[Recorded data]
>> start

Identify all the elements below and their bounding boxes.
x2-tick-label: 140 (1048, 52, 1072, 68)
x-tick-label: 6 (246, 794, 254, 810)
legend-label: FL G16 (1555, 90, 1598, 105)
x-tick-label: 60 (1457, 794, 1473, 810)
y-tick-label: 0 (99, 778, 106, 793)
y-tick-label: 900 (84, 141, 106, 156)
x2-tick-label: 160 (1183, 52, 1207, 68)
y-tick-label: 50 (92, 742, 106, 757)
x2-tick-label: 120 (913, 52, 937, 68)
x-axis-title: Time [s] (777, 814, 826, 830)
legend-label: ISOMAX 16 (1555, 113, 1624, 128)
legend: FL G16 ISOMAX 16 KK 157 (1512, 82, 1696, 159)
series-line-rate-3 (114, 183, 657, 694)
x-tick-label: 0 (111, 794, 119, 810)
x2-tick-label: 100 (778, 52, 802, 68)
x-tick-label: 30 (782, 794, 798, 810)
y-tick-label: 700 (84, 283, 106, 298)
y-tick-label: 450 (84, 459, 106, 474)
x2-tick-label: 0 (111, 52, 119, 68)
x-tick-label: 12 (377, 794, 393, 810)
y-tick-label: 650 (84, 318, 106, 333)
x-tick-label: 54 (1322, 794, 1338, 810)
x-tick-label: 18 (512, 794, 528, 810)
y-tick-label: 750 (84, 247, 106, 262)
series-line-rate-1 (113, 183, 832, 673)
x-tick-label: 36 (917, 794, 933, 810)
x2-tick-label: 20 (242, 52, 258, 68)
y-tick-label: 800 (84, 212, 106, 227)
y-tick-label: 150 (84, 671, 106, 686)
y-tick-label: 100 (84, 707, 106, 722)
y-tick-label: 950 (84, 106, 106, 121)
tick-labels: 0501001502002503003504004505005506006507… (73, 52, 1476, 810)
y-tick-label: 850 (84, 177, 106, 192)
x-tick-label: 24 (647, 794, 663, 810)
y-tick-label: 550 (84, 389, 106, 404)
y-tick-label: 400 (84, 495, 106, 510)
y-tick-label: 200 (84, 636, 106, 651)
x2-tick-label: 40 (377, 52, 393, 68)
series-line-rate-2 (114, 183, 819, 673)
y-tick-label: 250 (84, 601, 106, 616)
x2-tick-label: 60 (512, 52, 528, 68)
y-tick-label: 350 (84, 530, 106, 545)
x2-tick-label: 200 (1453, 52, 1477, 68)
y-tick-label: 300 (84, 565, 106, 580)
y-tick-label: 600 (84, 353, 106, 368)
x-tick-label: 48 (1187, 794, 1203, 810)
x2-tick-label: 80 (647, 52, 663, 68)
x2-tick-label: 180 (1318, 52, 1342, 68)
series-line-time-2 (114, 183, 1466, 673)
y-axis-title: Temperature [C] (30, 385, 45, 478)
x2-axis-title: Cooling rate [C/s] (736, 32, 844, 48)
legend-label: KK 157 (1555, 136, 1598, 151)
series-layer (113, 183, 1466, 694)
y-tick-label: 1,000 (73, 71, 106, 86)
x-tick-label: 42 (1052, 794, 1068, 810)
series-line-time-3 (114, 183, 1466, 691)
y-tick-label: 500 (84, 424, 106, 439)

>> end
>> start

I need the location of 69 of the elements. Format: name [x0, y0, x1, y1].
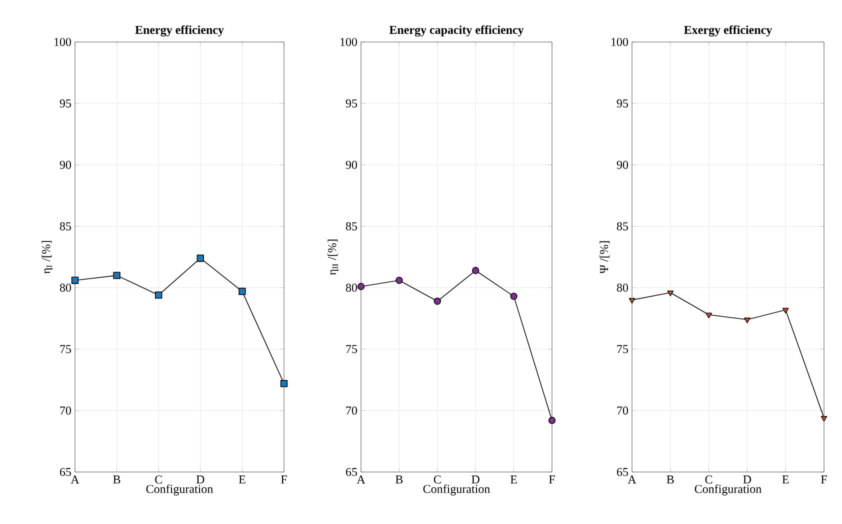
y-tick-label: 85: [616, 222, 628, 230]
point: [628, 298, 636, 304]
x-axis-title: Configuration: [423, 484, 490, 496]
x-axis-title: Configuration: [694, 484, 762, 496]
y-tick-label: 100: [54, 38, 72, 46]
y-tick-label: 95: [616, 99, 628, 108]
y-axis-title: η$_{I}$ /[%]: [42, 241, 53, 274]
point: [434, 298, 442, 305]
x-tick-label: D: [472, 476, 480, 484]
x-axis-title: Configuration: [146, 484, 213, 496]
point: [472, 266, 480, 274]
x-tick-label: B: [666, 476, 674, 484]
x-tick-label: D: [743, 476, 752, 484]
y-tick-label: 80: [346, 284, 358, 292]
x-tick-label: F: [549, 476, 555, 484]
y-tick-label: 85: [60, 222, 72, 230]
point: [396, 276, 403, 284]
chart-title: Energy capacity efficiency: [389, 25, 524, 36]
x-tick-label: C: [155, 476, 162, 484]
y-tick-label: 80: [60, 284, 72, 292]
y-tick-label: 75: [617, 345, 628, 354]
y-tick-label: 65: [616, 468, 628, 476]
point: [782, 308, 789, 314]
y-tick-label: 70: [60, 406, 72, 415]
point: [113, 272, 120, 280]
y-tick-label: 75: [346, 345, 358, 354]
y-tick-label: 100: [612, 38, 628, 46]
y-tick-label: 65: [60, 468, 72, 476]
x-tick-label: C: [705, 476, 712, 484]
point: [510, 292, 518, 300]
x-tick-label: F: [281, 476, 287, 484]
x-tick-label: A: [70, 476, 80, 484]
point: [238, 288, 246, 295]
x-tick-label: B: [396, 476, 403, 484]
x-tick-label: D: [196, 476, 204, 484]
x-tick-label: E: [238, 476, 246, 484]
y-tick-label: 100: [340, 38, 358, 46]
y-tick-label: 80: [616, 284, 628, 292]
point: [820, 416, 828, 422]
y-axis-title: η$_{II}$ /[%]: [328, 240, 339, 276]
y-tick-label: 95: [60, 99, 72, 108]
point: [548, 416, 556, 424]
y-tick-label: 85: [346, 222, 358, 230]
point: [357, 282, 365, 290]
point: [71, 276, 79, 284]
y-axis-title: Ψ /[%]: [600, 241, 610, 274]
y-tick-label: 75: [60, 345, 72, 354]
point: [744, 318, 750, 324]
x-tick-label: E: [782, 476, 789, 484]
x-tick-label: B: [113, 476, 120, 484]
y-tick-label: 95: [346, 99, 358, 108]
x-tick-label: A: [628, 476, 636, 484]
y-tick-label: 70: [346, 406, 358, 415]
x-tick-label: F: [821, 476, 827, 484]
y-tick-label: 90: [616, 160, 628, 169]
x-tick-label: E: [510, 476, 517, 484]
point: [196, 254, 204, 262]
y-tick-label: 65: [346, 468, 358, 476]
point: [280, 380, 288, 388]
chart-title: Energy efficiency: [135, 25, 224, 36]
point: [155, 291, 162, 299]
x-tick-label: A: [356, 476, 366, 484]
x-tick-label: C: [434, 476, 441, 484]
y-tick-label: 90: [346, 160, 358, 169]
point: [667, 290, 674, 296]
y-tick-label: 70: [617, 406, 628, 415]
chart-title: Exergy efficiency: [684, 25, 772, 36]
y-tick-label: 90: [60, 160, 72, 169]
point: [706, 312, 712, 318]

>> end

=== Written task ===
Print, character for character, the lines of the records from the line containing "Identify all the" through the line containing "y-tick-label: 950 (84, 106, 106, 121)", with both of those lines included.

=== Exercise solution ===
Identify all the elements below and their bounding boxes.
x2-tick-label: 140 (1048, 52, 1072, 68)
x-tick-label: 6 (246, 794, 254, 810)
legend-label: FL G16 (1555, 90, 1598, 105)
x-tick-label: 60 (1457, 794, 1473, 810)
y-tick-label: 0 (99, 778, 106, 793)
y-tick-label: 900 (84, 141, 106, 156)
x2-tick-label: 160 (1183, 52, 1207, 68)
y-tick-label: 50 (92, 742, 106, 757)
x2-tick-label: 120 (913, 52, 937, 68)
x-axis-title: Time [s] (777, 814, 826, 830)
legend-label: ISOMAX 16 (1555, 113, 1624, 128)
legend: FL G16 ISOMAX 16 KK 157 (1512, 82, 1696, 159)
series-line-rate-3 (114, 183, 657, 694)
x-tick-label: 0 (111, 794, 119, 810)
x2-tick-label: 100 (778, 52, 802, 68)
x-tick-label: 30 (782, 794, 798, 810)
y-tick-label: 700 (84, 283, 106, 298)
y-tick-label: 450 (84, 459, 106, 474)
x2-tick-label: 0 (111, 52, 119, 68)
x-tick-label: 12 (377, 794, 393, 810)
y-tick-label: 650 (84, 318, 106, 333)
x-tick-label: 54 (1322, 794, 1338, 810)
x-tick-label: 18 (512, 794, 528, 810)
y-tick-label: 750 (84, 247, 106, 262)
series-line-rate-1 (113, 183, 832, 673)
x-tick-label: 36 (917, 794, 933, 810)
x2-tick-label: 20 (242, 52, 258, 68)
y-tick-label: 800 (84, 212, 106, 227)
y-tick-label: 150 (84, 671, 106, 686)
y-tick-label: 100 (84, 707, 106, 722)
y-tick-label: 950 (84, 106, 106, 121)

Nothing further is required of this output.